Data supplied:
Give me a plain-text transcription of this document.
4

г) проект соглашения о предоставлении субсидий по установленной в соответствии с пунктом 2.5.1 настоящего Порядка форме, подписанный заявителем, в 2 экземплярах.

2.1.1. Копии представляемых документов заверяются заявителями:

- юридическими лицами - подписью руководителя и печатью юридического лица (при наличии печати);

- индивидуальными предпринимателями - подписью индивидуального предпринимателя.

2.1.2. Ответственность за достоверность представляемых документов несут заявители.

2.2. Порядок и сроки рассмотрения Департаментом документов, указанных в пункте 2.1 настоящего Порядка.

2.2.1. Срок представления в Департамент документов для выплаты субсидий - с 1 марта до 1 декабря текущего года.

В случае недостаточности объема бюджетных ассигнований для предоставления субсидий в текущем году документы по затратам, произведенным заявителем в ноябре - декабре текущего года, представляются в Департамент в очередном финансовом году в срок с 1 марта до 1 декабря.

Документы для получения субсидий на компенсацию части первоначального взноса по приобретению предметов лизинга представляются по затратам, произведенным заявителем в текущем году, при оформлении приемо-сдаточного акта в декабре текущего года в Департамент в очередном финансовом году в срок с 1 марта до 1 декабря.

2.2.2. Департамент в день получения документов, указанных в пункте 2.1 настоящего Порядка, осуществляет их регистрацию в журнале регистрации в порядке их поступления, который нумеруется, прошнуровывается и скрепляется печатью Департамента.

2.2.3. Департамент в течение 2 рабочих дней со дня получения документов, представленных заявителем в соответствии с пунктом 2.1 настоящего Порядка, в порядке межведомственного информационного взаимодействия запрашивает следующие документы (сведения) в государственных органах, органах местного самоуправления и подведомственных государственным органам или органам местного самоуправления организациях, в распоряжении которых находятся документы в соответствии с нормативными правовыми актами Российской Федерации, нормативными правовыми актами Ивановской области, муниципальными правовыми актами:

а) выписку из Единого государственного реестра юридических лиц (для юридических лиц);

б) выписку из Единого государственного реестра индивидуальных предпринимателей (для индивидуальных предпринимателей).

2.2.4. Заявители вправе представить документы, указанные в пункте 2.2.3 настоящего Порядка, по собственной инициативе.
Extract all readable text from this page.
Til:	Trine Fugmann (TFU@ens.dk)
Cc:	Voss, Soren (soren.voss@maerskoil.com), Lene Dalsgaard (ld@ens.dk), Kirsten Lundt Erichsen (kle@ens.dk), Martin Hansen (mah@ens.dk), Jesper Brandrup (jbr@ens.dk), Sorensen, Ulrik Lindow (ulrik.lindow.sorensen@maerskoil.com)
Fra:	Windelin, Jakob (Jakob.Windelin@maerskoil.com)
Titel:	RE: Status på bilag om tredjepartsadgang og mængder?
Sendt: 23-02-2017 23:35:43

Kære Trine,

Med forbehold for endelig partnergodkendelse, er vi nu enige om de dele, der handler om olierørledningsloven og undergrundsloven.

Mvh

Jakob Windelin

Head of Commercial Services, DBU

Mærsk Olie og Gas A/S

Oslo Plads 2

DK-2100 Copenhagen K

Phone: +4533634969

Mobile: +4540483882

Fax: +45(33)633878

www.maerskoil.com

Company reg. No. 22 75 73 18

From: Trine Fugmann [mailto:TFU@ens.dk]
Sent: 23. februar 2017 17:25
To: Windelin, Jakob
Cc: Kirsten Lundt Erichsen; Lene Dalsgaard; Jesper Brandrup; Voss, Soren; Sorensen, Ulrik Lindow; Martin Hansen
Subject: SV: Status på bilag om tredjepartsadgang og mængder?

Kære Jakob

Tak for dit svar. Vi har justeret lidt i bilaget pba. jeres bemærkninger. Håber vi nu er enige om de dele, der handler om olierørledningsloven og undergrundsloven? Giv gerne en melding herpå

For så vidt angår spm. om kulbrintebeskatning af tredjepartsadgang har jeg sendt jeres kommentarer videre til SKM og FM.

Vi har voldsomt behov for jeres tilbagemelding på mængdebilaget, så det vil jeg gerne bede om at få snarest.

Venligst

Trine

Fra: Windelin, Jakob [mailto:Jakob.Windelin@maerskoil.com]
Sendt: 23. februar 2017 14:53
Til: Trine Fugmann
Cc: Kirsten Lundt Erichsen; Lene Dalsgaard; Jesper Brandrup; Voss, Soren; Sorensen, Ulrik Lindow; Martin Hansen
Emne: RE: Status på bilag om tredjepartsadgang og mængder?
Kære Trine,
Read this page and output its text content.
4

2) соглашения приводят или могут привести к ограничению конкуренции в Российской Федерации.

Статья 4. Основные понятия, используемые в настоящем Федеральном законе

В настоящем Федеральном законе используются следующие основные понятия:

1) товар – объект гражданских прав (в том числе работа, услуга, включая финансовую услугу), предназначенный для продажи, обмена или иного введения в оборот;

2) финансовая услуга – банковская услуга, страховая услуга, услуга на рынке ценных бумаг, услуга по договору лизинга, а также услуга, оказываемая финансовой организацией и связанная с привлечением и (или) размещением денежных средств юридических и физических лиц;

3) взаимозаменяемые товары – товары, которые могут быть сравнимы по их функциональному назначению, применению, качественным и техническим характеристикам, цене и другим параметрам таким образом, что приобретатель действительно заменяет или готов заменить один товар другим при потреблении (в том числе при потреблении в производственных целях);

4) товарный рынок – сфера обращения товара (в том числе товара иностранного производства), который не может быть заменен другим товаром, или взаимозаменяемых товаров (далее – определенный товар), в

To be done: Restate the records, all of them, precisely as written.

Result:
Give me a plain-text transcription of this document.
4

г) проект соглашения о предоставлении субсидий по установленной в соответствии с пунктом 2.5.1 настоящего Порядка форме, подписанный заявителем, в 2 экземплярах.

2.1.1. Копии представляемых документов заверяются заявителями:

- юридическими лицами - подписью руководителя и печатью юридического лица (при наличии печати);

- индивидуальными предпринимателями - подписью индивидуального предпринимателя.

2.1.2. Ответственность за достоверность представляемых документов несут заявители.

2.2. Порядок и сроки рассмотрения Департаментом документов, указанных в пункте 2.1 настоящего Порядка.

2.2.1. Срок представления в Департамент документов для выплаты субсидий - с 1 марта до 1 декабря текущего года.

В случае недостаточности объема бюджетных ассигнований для предоставления субсидий в текущем году документы по затратам, произведенным заявителем в ноябре - декабре текущего года, представляются в Департамент в очередном финансовом году в срок с 1 марта до 1 декабря.

Документы для получения субсидий на компенсацию части первоначального взноса по приобретению предметов лизинга представляются по затратам, произведенным заявителем в текущем году, при оформлении приемо-сдаточного акта в декабре текущего года в Департамент в очередном финансовом году в срок с 1 марта до 1 декабря.

2.2.2. Департамент в день получения документов, указанных в пункте 2.1 настоящего Порядка, осуществляет их регистрацию в журнале регистрации в порядке их поступления, который нумеруется, прошнуровывается и скрепляется печатью Департамента.

2.2.3. Департамент в течение 2 рабочих дней со дня получения документов, представленных заявителем в соответствии с пунктом 2.1 настоящего Порядка, в порядке межведомственного информационного взаимодействия запрашивает следующие документы (сведения) в государственных органах, органах местного самоуправления и подведомственных государственным органам или органам местного самоуправления организациях, в распоряжении которых находятся документы в соответствии с нормативными правовыми актами Российской Федерации, нормативными правовыми актами Ивановской области, муниципальными правовыми актами:

а) выписку из Единого государственного реестра юридических лиц (для юридических лиц);

б) выписку из Единого государственного реестра индивидуальных предпринимателей (для индивидуальных предпринимателей).

2.2.4. Заявители вправе представить документы, указанные в пункте 2.2.3 настоящего Порядка, по собственной инициативе.
Extract all readable text from this page.
Til:	Trine Fugmann (TFU@ens.dk)
Cc:	Voss, Soren (soren.voss@maerskoil.com), Lene Dalsgaard (ld@ens.dk), Kirsten Lundt Erichsen (kle@ens.dk), Martin Hansen (mah@ens.dk), Jesper Brandrup (jbr@ens.dk), Sorensen, Ulrik Lindow (ulrik.lindow.sorensen@maerskoil.com)
Fra:	Windelin, Jakob (Jakob.Windelin@maerskoil.com)
Titel:	RE: Status på bilag om tredjepartsadgang og mængder?
Sendt: 23-02-2017 23:35:43

Kære Trine,

Med forbehold for endelig partnergodkendelse, er vi nu enige om de dele, der handler om olierørledningsloven og undergrundsloven.

Mvh

Jakob Windelin

Head of Commercial Services, DBU

Mærsk Olie og Gas A/S

Oslo Plads 2

DK-2100 Copenhagen K

Phone: +4533634969

Mobile: +4540483882

Fax: +45(33)633878

www.maerskoil.com

Company reg. No. 22 75 73 18

From: Trine Fugmann [mailto:TFU@ens.dk]
Sent: 23. februar 2017 17:25
To: Windelin, Jakob
Cc: Kirsten Lundt Erichsen; Lene Dalsgaard; Jesper Brandrup; Voss, Soren; Sorensen, Ulrik Lindow; Martin Hansen
Subject: SV: Status på bilag om tredjepartsadgang og mængder?

Kære Jakob

Tak for dit svar. Vi har justeret lidt i bilaget pba. jeres bemærkninger. Håber vi nu er enige om de dele, der handler om olierørledningsloven og undergrundsloven? Giv gerne en melding herpå

For så vidt angår spm. om kulbrintebeskatning af tredjepartsadgang har jeg sendt jeres kommentarer videre til SKM og FM.

Vi har voldsomt behov for jeres tilbagemelding på mængdebilaget, så det vil jeg gerne bede om at få snarest.

Venligst

Trine

Fra: Windelin, Jakob [mailto:Jakob.Windelin@maerskoil.com]
Sendt: 23. februar 2017 14:53
Til: Trine Fugmann
Cc: Kirsten Lundt Erichsen; Lene Dalsgaard; Jesper Brandrup; Voss, Soren; Sorensen, Ulrik Lindow; Martin Hansen
Emne: RE: Status på bilag om tredjepartsadgang og mængder?
Kære Trine,
Read this page and output its text content.
4

2) соглашения приводят или могут привести к ограничению конкуренции в Российской Федерации.

Статья 4. Основные понятия, используемые в настоящем Федеральном законе

В настоящем Федеральном законе используются следующие основные понятия:

1) товар – объект гражданских прав (в том числе работа, услуга, включая финансовую услугу), предназначенный для продажи, обмена или иного введения в оборот;

2) финансовая услуга – банковская услуга, страховая услуга, услуга на рынке ценных бумаг, услуга по договору лизинга, а также услуга, оказываемая финансовой организацией и связанная с привлечением и (или) размещением денежных средств юридических и физических лиц;

3) взаимозаменяемые товары – товары, которые могут быть сравнимы по их функциональному назначению, применению, качественным и техническим характеристикам, цене и другим параметрам таким образом, что приобретатель действительно заменяет или готов заменить один товар другим при потреблении (в том числе при потреблении в производственных целях);

4) товарный рынок – сфера обращения товара (в том числе товара иностранного производства), который не может быть заменен другим товаром, или взаимозаменяемых товаров (далее – определенный товар), в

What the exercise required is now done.